:: Requests ::
(a) According to the post about seaweed syngas, how much oil is used in a year?
(b) Reproduce verbatim the part of the seaweed syngas post that opens with "I've edited this" and closes with "at night. Done!".

I've edited this thread to simplify the issues, and investigate the following questions:-
 

* SYNGAS FROM SEAWEED TO BACKUP ALL RENEWABLES WORLDWIDE! A ton of CO2 concentrated into biomass is about a ton of wood. 40 Gigatons would 40 cubic kilometres of woody waste to dispose of each year. We already know how to biochar any dried biomass waste. 40 cubic kilometres into a biochar unit could produce maybe 20 cubic km of biochar and 20 cubic km of synthetic gas to replace petroleum and natural gas? Wow that's a lot. That's vastly more than the 'cubic mile of oil' we use a year (or 1.6 cubic km). That kind of syngas is ... truly unimaginable. An energy baron's dream. Surely that makes backing up renewables possible. Solar & wind during the day, seaweed syngas at night. Done!

:: Dataset excerpts ::

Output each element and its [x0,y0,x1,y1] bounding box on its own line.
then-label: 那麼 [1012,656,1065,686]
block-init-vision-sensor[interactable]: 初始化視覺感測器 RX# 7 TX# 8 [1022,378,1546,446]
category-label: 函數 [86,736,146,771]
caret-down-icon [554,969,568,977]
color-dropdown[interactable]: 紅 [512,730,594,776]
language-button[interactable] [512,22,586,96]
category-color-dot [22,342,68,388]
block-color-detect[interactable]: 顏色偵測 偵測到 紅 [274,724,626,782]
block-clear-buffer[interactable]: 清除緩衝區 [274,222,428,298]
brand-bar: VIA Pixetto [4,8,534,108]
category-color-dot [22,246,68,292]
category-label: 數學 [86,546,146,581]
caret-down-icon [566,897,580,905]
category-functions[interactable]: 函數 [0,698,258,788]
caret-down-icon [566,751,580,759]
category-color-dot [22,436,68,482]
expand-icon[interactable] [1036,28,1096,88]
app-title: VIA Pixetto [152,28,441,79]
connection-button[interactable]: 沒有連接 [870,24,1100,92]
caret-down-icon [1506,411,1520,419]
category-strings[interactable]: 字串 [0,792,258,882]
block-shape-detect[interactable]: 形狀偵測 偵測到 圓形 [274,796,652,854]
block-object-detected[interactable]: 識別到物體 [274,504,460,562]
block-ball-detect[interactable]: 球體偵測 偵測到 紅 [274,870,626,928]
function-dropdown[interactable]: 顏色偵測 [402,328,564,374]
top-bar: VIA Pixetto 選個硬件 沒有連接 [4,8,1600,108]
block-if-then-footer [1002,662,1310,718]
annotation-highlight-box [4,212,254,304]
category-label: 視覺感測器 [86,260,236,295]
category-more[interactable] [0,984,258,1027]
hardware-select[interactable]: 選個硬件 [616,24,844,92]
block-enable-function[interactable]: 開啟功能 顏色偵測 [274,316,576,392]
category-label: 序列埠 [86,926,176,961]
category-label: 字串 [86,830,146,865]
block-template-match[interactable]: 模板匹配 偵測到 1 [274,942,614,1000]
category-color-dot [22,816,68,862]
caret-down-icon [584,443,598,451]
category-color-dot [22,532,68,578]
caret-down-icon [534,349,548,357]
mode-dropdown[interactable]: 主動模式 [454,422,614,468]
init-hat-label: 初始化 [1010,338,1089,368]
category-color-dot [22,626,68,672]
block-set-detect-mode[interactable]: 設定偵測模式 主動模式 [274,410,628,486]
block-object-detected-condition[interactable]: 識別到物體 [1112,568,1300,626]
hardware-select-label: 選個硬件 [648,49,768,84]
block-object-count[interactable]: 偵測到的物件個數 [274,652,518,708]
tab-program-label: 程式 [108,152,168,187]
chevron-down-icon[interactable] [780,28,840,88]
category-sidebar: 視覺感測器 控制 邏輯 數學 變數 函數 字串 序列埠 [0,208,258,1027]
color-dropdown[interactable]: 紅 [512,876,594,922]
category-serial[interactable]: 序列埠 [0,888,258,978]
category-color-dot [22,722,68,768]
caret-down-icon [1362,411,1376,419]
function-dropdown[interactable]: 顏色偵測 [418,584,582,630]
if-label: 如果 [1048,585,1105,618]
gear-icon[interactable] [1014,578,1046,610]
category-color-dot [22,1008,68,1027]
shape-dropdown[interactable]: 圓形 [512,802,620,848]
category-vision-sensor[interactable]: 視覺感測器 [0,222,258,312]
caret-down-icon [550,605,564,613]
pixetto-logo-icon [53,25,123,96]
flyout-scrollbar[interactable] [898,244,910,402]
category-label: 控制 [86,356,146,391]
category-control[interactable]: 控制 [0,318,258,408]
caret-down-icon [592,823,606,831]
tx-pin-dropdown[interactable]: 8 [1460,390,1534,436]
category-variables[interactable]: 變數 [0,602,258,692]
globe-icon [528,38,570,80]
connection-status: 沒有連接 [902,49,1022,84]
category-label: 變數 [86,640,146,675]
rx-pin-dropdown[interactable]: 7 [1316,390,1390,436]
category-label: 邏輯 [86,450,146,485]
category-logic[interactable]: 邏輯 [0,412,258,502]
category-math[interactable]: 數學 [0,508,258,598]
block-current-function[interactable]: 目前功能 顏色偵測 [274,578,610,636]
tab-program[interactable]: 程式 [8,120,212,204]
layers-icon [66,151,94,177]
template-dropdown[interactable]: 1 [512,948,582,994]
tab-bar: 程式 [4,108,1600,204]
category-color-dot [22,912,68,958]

:: Task-by-task solutions ::
(a) A "cubic mile of oil," or 1.6 cubic kilometers.

(b)
I've edited this thread to simplify the issues, and investigate the following questions:-
 

* SYNGAS FROM SEAWEED TO BACKUP ALL RENEWABLES WORLDWIDE! A ton of CO2 concentrated into biomass is about a ton of wood. 40 Gigatons would 40 cubic kilometres of woody waste to dispose of each year. We already know how to biochar any dried biomass waste. 40 cubic kilometres into a biochar unit could produce maybe 20 cubic km of biochar and 20 cubic km of synthetic gas to replace petroleum and natural gas? Wow that's a lot. That's vastly more than the 'cubic mile of oil' we use a year (or 1.6 cubic km). That kind of syngas is ... truly unimaginable. An energy baron's dream. Surely that makes backing up renewables possible. Solar & wind during the day, seaweed syngas at night. Done!